**SET TASK**
Copy out all lines in the data below containing the string "Windows".
---------- INFORMATION GIVEN ----------
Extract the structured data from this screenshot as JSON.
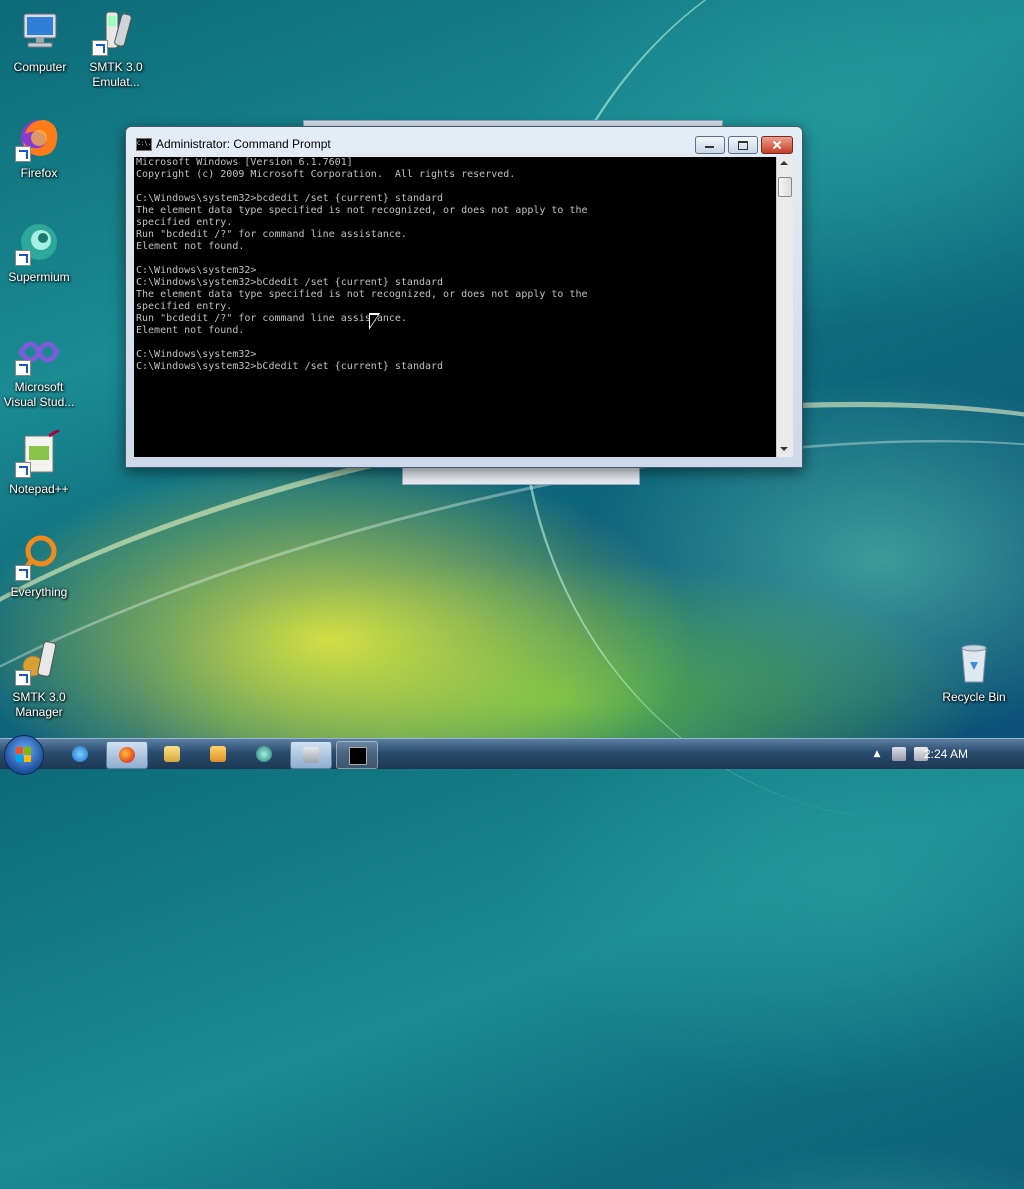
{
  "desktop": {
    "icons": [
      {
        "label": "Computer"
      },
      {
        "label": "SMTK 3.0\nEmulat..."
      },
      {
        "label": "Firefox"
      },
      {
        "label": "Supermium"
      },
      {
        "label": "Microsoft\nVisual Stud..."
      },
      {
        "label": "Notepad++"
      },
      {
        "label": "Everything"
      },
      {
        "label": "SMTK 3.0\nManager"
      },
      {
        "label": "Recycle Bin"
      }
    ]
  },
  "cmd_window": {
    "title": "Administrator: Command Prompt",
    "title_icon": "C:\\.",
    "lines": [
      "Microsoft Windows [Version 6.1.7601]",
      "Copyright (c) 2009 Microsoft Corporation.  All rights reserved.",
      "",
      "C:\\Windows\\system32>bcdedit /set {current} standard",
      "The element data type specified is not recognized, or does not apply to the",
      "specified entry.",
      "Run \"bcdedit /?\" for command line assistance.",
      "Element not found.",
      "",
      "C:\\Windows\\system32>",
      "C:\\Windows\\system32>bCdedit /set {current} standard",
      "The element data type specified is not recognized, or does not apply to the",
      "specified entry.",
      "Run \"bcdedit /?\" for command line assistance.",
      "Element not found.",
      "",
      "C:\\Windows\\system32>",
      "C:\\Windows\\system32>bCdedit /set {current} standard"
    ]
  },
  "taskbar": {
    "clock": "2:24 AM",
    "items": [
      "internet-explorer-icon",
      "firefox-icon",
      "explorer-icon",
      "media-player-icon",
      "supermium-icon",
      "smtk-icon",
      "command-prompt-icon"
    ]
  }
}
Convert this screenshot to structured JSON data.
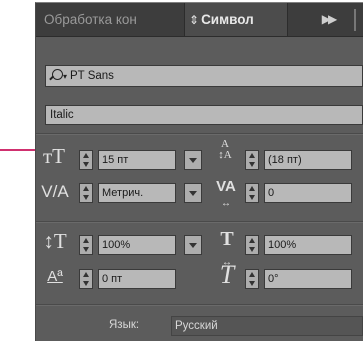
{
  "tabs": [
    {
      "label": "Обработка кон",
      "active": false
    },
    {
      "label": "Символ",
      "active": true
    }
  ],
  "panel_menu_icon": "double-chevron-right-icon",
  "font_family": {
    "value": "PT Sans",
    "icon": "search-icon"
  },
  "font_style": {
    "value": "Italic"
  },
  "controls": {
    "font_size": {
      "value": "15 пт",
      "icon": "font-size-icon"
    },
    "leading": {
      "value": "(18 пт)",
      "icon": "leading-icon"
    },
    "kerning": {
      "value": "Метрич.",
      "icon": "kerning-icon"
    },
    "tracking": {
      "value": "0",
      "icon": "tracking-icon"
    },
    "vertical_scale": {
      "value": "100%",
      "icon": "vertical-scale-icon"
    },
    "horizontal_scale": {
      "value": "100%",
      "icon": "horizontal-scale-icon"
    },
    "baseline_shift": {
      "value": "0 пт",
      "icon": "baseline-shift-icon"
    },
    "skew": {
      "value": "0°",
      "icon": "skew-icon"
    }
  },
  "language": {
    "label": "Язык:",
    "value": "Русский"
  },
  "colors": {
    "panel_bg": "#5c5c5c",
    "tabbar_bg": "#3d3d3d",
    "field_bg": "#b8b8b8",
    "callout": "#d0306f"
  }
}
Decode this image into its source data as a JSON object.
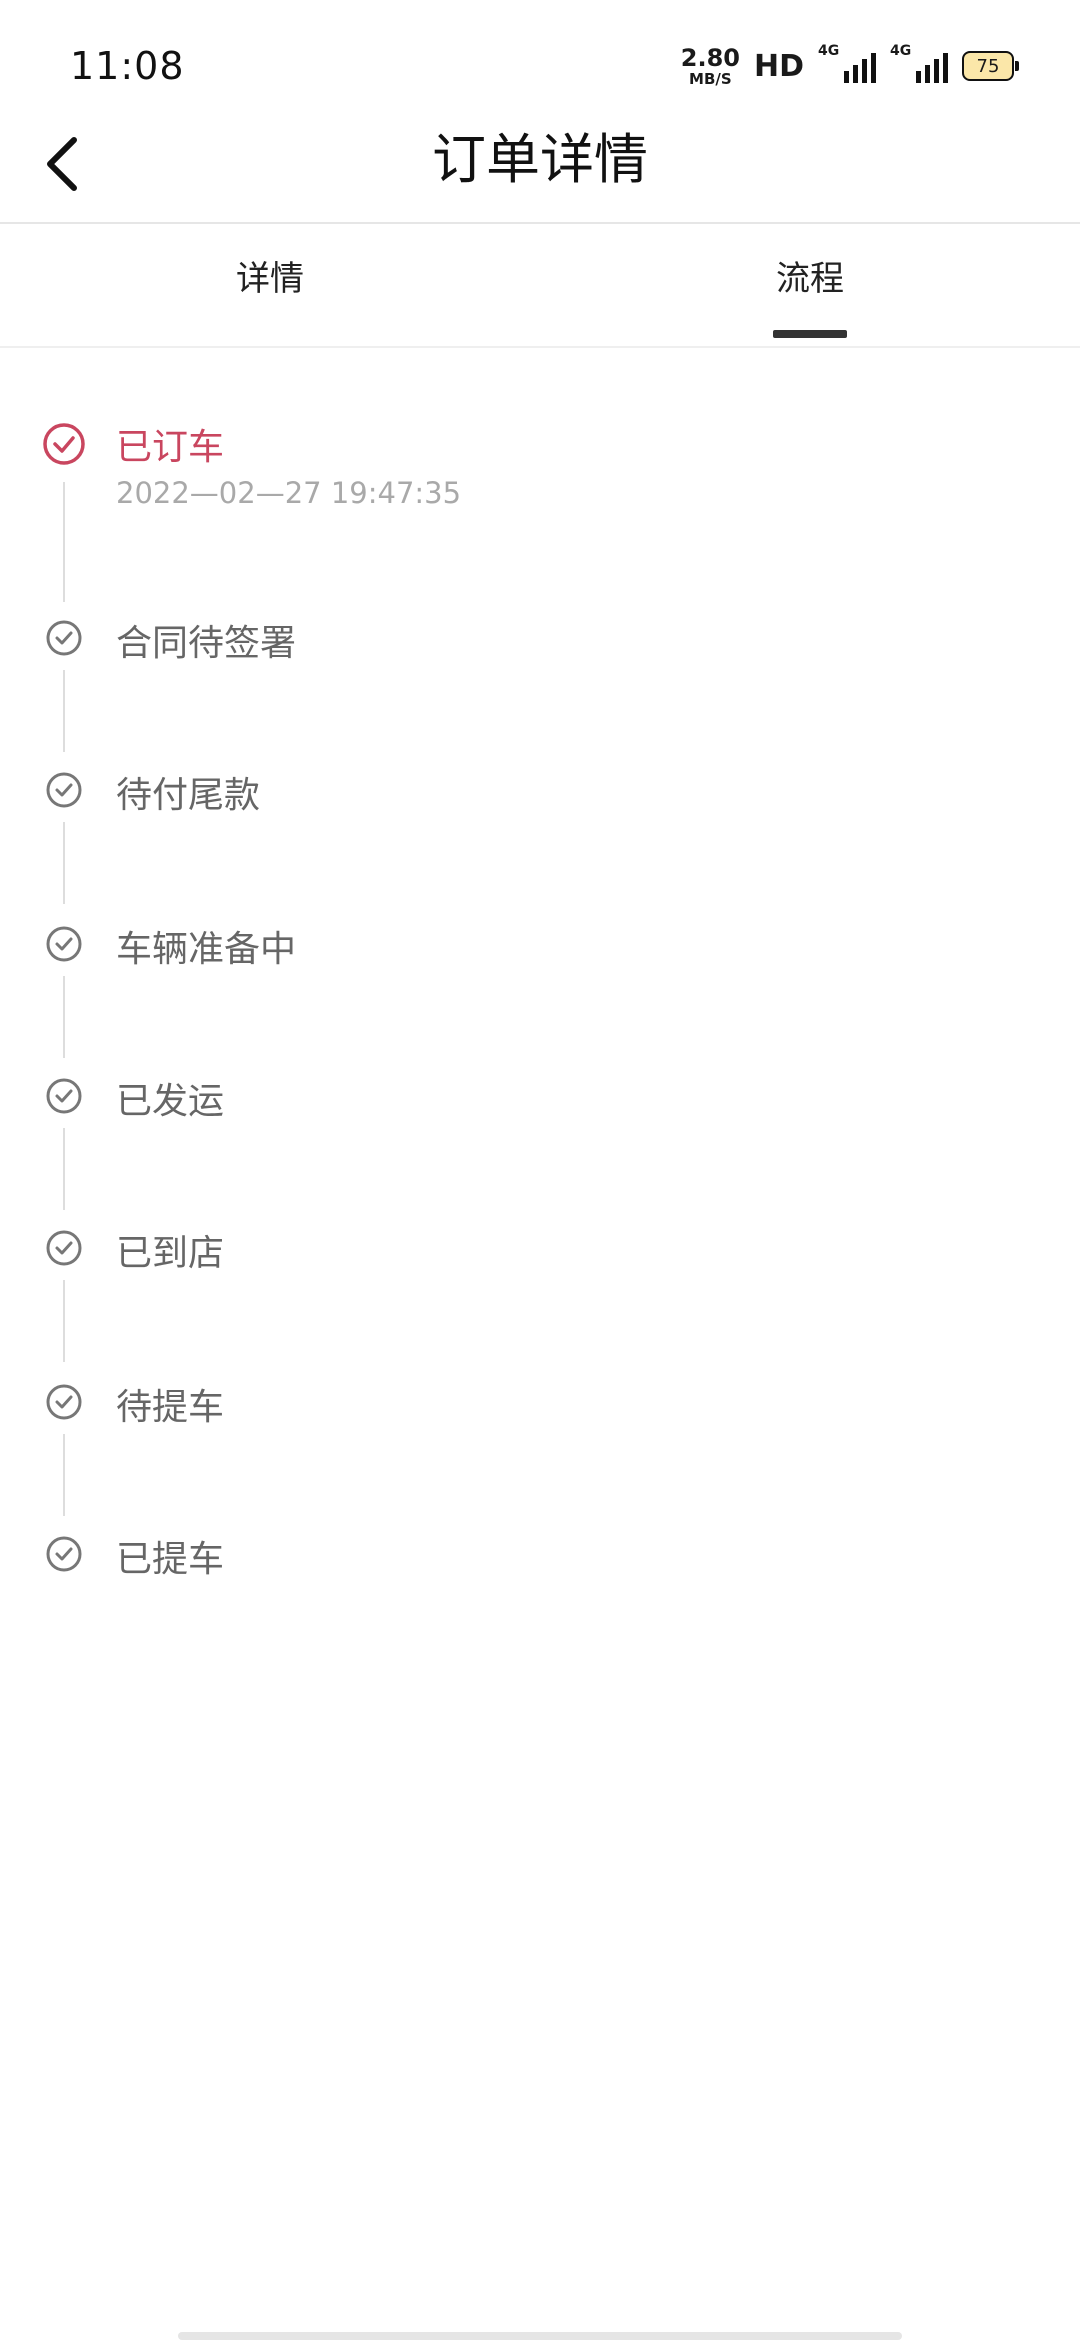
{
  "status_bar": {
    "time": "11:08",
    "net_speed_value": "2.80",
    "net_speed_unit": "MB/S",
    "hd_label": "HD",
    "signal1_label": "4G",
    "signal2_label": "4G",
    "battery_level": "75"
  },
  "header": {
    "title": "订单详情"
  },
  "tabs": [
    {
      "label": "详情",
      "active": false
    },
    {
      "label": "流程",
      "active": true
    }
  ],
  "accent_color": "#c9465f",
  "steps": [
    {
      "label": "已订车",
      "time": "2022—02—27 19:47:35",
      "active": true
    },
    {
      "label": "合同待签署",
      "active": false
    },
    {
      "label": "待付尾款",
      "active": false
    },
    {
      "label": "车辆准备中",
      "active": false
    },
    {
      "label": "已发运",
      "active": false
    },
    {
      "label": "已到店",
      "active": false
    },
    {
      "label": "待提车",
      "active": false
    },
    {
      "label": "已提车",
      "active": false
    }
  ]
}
----------
**FULL SOLUTION**
      "Microsoft Windows [Version 6.1.7601]",
      "C:\\Windows\\system32>bcdedit /set {current} standard",
      "C:\\Windows\\system32>",
      "C:\\Windows\\system32>bCdedit /set {current} standard",
      "C:\\Windows\\system32>",
      "C:\\Windows\\system32>bCdedit /set {current} standard"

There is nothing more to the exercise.